■ **Task prompt**:
Reproduce the items word for word, from the first line through the line with "bollinger-lower-line: [19, 202, 605, 280]", including both.

■ **Raw records**:
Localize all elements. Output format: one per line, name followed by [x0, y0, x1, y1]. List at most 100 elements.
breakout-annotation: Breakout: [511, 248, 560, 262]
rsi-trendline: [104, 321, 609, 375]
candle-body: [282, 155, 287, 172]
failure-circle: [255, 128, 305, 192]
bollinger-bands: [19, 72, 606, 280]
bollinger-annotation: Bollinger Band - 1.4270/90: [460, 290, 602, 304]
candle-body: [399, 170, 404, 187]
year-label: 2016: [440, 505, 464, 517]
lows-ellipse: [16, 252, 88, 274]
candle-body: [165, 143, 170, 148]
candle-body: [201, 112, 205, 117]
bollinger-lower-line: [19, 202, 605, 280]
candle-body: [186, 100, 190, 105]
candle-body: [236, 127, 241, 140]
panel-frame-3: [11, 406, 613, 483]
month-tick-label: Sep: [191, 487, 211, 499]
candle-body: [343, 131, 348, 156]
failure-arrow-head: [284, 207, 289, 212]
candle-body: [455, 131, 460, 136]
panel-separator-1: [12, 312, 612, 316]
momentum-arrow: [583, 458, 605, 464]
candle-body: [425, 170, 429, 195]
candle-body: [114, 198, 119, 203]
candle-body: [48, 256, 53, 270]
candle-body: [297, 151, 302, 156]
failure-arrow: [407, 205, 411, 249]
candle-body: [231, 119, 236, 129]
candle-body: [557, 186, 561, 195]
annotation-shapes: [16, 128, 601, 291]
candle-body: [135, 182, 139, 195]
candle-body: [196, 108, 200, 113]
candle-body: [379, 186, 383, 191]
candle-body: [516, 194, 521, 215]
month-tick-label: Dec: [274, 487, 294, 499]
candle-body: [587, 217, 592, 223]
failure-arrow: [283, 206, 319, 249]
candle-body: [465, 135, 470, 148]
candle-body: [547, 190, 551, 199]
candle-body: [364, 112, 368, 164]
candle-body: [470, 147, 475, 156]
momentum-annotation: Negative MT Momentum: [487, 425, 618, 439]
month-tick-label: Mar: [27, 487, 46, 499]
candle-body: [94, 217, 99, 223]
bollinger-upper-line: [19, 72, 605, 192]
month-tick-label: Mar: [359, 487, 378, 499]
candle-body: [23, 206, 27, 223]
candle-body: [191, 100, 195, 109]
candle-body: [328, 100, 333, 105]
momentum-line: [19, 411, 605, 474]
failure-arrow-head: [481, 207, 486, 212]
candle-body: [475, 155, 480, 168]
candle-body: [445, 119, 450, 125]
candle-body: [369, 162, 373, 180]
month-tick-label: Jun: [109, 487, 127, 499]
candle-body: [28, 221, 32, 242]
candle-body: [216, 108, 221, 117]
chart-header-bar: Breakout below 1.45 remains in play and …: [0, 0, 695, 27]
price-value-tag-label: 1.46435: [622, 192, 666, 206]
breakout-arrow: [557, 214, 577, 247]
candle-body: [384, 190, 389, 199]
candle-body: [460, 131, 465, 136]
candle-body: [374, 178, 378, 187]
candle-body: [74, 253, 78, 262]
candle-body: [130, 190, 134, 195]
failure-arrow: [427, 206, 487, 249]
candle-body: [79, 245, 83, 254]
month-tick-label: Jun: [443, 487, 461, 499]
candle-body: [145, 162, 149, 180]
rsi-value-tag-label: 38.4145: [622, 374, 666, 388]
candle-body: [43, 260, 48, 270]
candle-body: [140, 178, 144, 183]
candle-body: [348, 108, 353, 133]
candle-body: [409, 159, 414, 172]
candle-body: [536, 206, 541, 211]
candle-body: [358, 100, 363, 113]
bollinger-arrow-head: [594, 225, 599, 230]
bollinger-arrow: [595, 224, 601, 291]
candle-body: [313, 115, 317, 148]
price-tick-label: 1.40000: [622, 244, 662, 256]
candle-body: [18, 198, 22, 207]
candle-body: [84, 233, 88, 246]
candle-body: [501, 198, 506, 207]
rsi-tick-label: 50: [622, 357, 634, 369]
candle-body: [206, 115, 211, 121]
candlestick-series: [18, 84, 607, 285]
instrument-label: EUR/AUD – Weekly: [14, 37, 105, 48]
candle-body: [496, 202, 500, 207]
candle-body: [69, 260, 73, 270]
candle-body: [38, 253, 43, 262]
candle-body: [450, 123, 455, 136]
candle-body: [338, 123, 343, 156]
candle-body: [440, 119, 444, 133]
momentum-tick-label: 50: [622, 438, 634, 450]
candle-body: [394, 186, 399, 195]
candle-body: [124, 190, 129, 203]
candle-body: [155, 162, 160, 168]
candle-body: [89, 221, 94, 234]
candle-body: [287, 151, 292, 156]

■ **Response to the exercise**:
Localize all elements. Output format: one per line, name followed by [x0, y0, x1, y1]. List at most 100 elements.
breakout-annotation: Breakout: [511, 248, 560, 262]
rsi-trendline: [104, 321, 609, 375]
candle-body: [282, 155, 287, 172]
failure-circle: [255, 128, 305, 192]
bollinger-bands: [19, 72, 606, 280]
bollinger-annotation: Bollinger Band - 1.4270/90: [460, 290, 602, 304]
candle-body: [399, 170, 404, 187]
year-label: 2016: [440, 505, 464, 517]
lows-ellipse: [16, 252, 88, 274]
candle-body: [165, 143, 170, 148]
candle-body: [201, 112, 205, 117]
bollinger-lower-line: [19, 202, 605, 280]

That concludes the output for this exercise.